# Start of Raw records
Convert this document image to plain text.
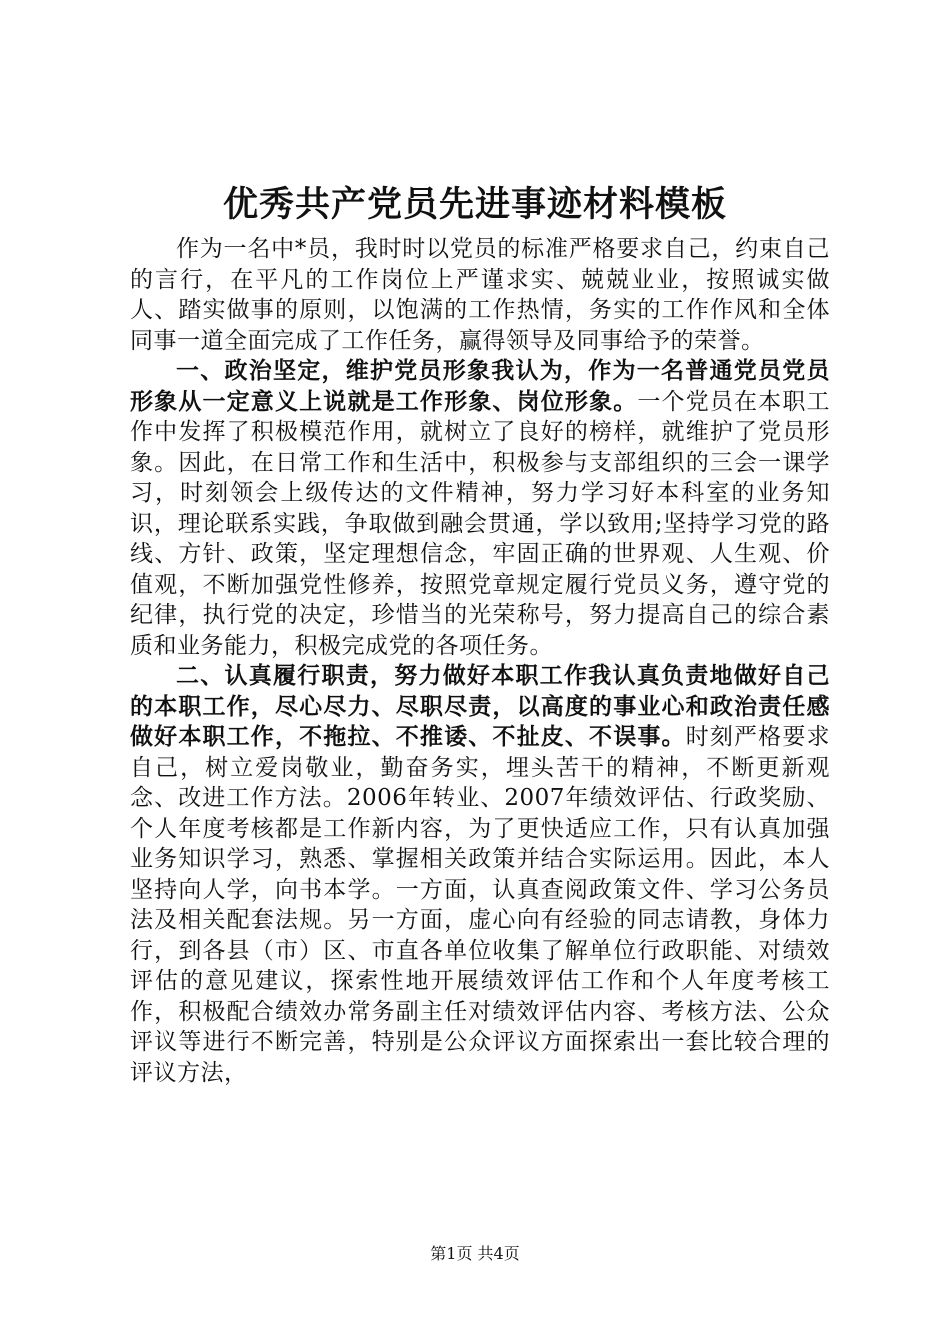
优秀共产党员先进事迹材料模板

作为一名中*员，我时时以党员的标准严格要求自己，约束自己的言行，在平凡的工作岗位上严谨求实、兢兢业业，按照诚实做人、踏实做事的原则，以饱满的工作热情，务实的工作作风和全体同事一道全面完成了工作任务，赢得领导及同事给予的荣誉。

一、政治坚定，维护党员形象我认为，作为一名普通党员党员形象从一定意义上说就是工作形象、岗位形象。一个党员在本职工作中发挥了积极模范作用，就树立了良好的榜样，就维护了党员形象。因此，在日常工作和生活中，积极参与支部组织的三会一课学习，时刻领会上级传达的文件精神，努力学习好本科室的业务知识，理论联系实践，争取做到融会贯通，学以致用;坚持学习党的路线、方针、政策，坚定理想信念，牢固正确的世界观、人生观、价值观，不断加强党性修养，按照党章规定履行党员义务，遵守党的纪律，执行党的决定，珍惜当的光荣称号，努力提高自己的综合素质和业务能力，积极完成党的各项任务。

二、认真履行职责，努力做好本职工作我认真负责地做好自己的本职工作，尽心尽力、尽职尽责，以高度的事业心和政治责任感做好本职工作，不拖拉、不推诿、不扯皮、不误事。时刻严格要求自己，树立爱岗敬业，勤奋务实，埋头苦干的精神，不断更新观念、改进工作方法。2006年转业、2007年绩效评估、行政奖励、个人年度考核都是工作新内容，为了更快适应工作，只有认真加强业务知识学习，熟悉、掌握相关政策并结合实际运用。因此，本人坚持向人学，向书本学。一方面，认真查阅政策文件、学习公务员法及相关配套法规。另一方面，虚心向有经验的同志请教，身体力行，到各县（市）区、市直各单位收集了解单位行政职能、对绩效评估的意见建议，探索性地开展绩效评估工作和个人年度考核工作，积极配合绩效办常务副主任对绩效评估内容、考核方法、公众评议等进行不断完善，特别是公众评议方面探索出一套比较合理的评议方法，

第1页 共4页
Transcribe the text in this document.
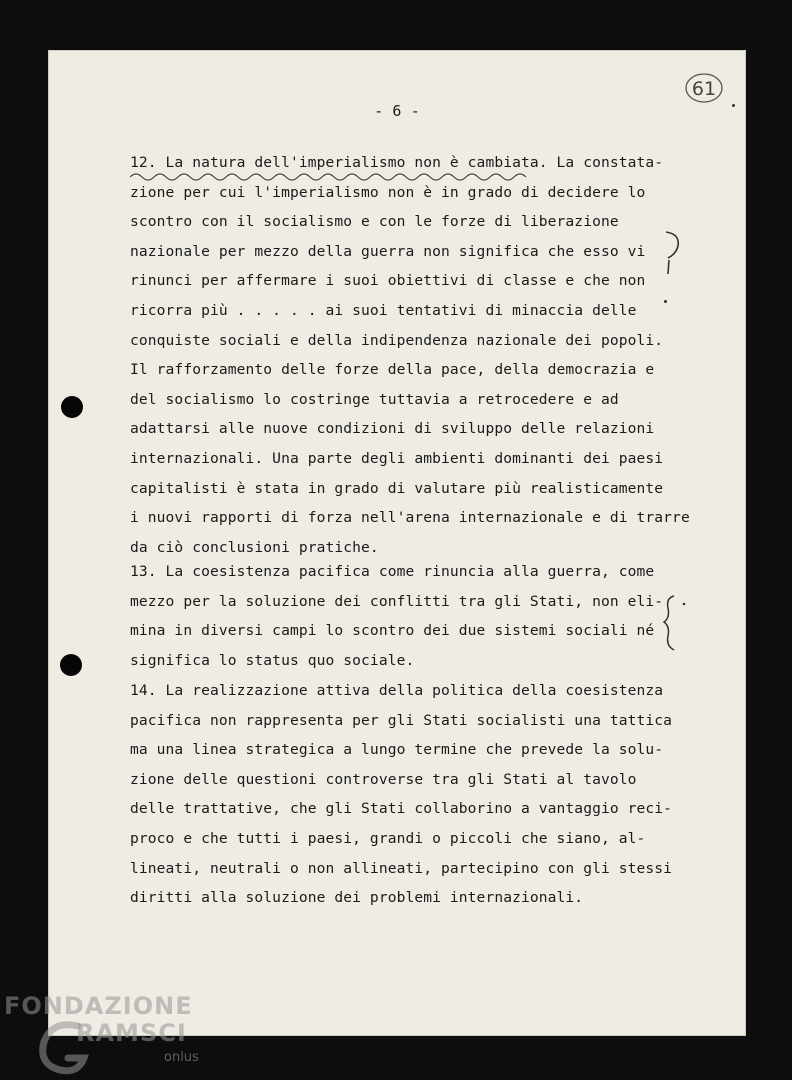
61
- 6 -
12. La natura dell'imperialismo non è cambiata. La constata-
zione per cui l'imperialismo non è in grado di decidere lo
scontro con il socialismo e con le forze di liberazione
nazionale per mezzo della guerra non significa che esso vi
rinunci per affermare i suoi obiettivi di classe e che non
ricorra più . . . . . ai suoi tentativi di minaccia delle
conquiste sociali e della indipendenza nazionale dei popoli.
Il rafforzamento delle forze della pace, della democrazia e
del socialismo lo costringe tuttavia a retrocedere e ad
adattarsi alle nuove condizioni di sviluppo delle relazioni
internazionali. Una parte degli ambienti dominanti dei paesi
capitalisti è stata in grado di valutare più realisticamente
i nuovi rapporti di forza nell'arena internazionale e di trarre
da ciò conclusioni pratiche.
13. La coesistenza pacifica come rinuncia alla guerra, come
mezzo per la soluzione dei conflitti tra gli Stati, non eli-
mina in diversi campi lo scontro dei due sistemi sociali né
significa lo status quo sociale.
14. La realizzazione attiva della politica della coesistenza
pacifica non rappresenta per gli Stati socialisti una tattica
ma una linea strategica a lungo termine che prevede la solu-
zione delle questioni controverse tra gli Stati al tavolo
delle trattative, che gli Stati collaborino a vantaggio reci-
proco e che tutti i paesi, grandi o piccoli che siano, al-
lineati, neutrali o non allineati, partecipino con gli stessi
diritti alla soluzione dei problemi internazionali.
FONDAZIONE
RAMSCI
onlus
# End of Raw records
**Work to be completed**
Exclude the pictures, and output exactly the lines from the one with "Transcribe the text in this document." through the last line of the records, both included.

**Expected output**
Transcribe the text in this document.
61
- 6 -
12. La natura dell'imperialismo non è cambiata. La constata-
zione per cui l'imperialismo non è in grado di decidere lo
scontro con il socialismo e con le forze di liberazione
nazionale per mezzo della guerra non significa che esso vi
rinunci per affermare i suoi obiettivi di classe e che non
ricorra più . . . . . ai suoi tentativi di minaccia delle
conquiste sociali e della indipendenza nazionale dei popoli.
Il rafforzamento delle forze della pace, della democrazia e
del socialismo lo costringe tuttavia a retrocedere e ad
adattarsi alle nuove condizioni di sviluppo delle relazioni
internazionali. Una parte degli ambienti dominanti dei paesi
capitalisti è stata in grado di valutare più realisticamente
i nuovi rapporti di forza nell'arena internazionale e di trarre
da ciò conclusioni pratiche.
13. La coesistenza pacifica come rinuncia alla guerra, come
mezzo per la soluzione dei conflitti tra gli Stati, non eli-
mina in diversi campi lo scontro dei due sistemi sociali né
significa lo status quo sociale.
14. La realizzazione attiva della politica della coesistenza
pacifica non rappresenta per gli Stati socialisti una tattica
ma una linea strategica a lungo termine che prevede la solu-
zione delle questioni controverse tra gli Stati al tavolo
delle trattative, che gli Stati collaborino a vantaggio reci-
proco e che tutti i paesi, grandi o piccoli che siano, al-
lineati, neutrali o non allineati, partecipino con gli stessi
diritti alla soluzione dei problemi internazionali.
FONDAZIONE
RAMSCI
onlus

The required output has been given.